GOAL: Scan the records below. List lines holding "truth".

=-=-=-=-=

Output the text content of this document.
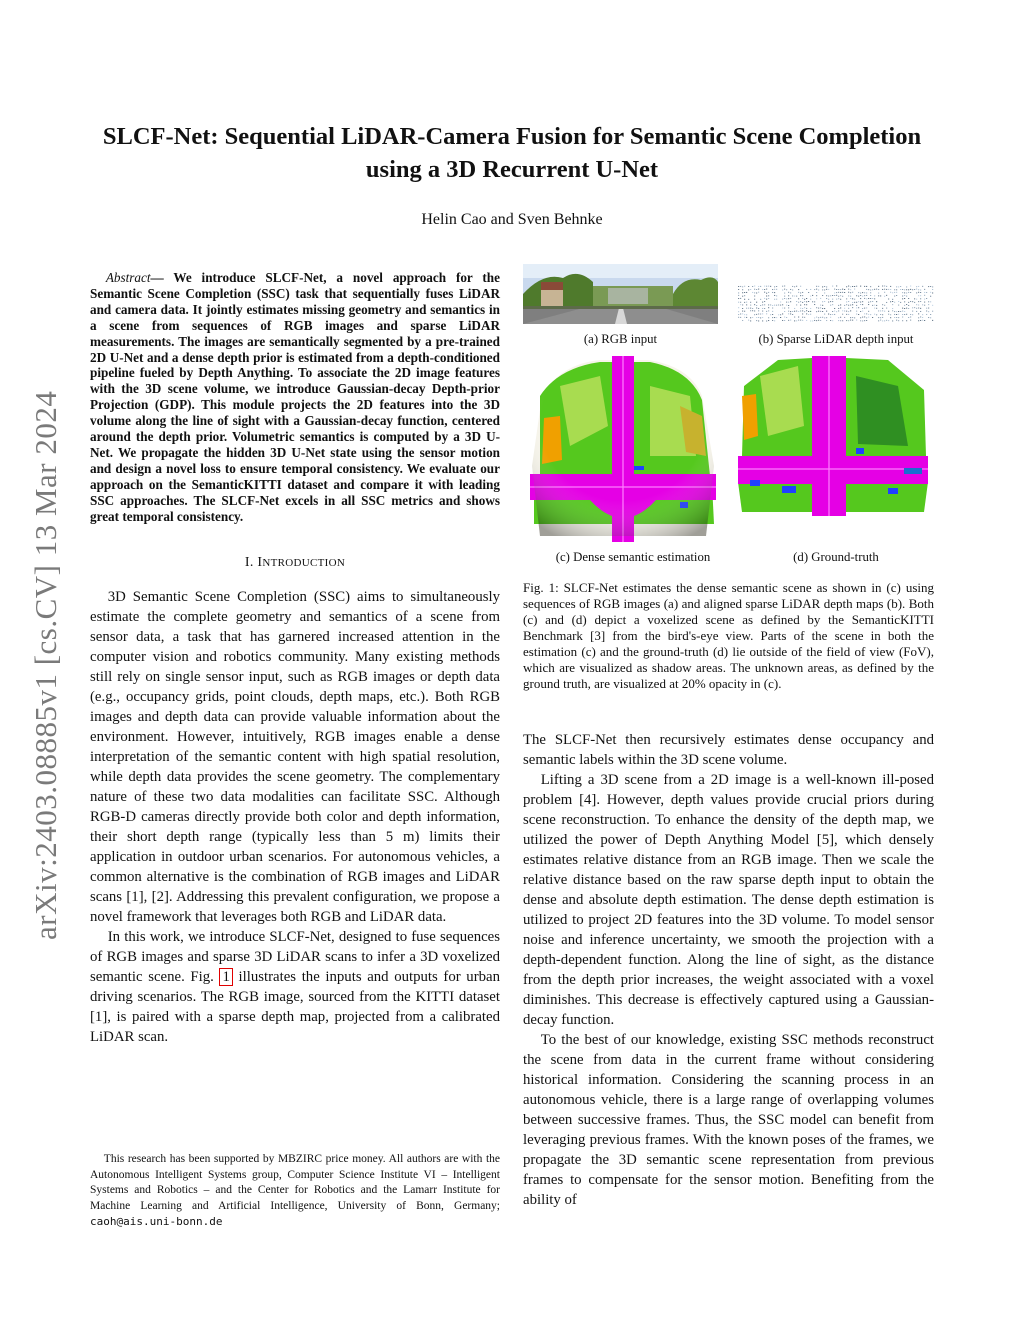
arXiv:2403.08885v1 [cs.CV] 13 Mar 2024
SLCF-Net: Sequential LiDAR-Camera Fusion for Semantic Scene Completion using a 3D Recurrent U-Net
Helin Cao and Sven Behnke

Abstract— We introduce SLCF-Net, a novel approach for the Semantic Scene Completion (SSC) task that sequentially fuses LiDAR and camera data. It jointly estimates missing geometry and semantics in a scene from sequences of RGB images and sparse LiDAR measurements. The images are semantically segmented by a pre-trained 2D U-Net and a dense depth prior is estimated from a depth-conditioned pipeline fueled by Depth Anything. To associate the 2D image features with the 3D scene volume, we introduce Gaussian-decay Depth-prior Projection (GDP). This module projects the 2D features into the 3D volume along the line of sight with a Gaussian-decay function, centered around the depth prior. Volumetric semantics is computed by a 3D U-Net. We propagate the hidden 3D U-Net state using the sensor motion and design a novel loss to ensure temporal consistency. We evaluate our approach on the SemanticKITTI dataset and compare it with leading SSC approaches. The SLCF-Net excels in all SSC metrics and shows great temporal consistency.

I. INTRODUCTION

3D Semantic Scene Completion (SSC) aims to simultaneously estimate the complete geometry and semantics of a scene from sensor data, a task that has garnered increased attention in the computer vision and robotics community. Many existing methods still rely on single sensor input, such as RGB images or depth data (e.g., occupancy grids, point clouds, depth maps, etc.). Both RGB images and depth data can provide valuable information about the environment. However, intuitively, RGB images enable a dense interpretation of the semantic content with high spatial resolution, while depth data provides the scene geometry. The complementary nature of these two data modalities can facilitate SSC. Although RGB-D cameras directly provide both color and depth information, their short depth range (typically less than 5 m) limits their application in outdoor urban scenarios. For autonomous vehicles, a common alternative is the combination of RGB images and LiDAR scans [1], [2]. Addressing this prevalent configuration, we propose a novel framework that leverages both RGB and LiDAR data.

In this work, we introduce SLCF-Net, designed to fuse sequences of RGB images and sparse 3D LiDAR scans to infer a 3D voxelized semantic scene. Fig. 1 illustrates the inputs and outputs for urban driving scenarios. The RGB image, sourced from the KITTI dataset [1], is paired with a sparse depth map, projected from a calibrated LiDAR scan.

This research has been supported by MBZIRC price money. All authors are with the Autonomous Intelligent Systems group, Computer Science Institute VI – Intelligent Systems and Robotics – and the Center for Robotics and the Lamarr Institute for Machine Learning and Artificial Intelligence, University of Bonn, Germany; caoh@ais.uni-bonn.de
(a) RGB input	(b) Sparse LiDAR depth input
(c) Dense semantic estimation	(d) Ground-truth

Fig. 1: SLCF-Net estimates the dense semantic scene as shown in (c) using sequences of RGB images (a) and aligned sparse LiDAR depth maps (b). Both (c) and (d) depict a voxelized scene as defined by the SemanticKITTI Benchmark [3] from the bird's-eye view. Parts of the scene in both the estimation (c) and the ground-truth (d) lie outside of the field of view (FoV), which are visualized as shadow areas. The unknown areas, as defined by the ground truth, are visualized at 20% opacity in (c).

The SLCF-Net then recursively estimates dense occupancy and semantic labels within the 3D scene volume.

Lifting a 3D scene from a 2D image is a well-known ill-posed problem [4]. However, depth values provide crucial priors during scene reconstruction. To enhance the density of the depth map, we utilized the power of Depth Anything Model [5], which densely estimates relative distance from an RGB image. Then we scale the relative distance based on the raw sparse depth input to obtain the dense and absolute depth estimation. The dense depth estimation is utilized to project 2D features into the 3D volume. To model sensor noise and inference uncertainty, we smooth the projection with a depth-dependent function. Along the line of sight, as the distance from the depth prior increases, the weight associated with a voxel diminishes. This decrease is effectively captured using a Gaussian-decay function.

To the best of our knowledge, existing SSC methods reconstruct the scene from data in the current frame without considering historical information. Considering the scanning process in an autonomous vehicle, there is a large range of overlapping volumes between successive frames. Thus, the SSC model can benefit from leveraging previous frames. With the known poses of the frames, we propagate the 3D semantic scene representation from previous frames to compensate for the sensor motion. Benefiting from the ability of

=-=-=-=-=

COMPLETE ANSWER:
(c) Dense semantic estimation	(d) Ground-truth
Fig. 1: SLCF-Net estimates the dense semantic scene as shown in (c) using sequences of RGB images (a) and aligned sparse LiDAR depth maps (b). Both (c) and (d) depict a voxelized scene as defined by the SemanticKITTI Benchmark [3] from the bird's-eye view. Parts of the scene in both the estimation (c) and the ground-truth (d) lie outside of the field of view (FoV), which are visualized as shadow areas. The unknown areas, as defined by the ground truth, are visualized at 20% opacity in (c).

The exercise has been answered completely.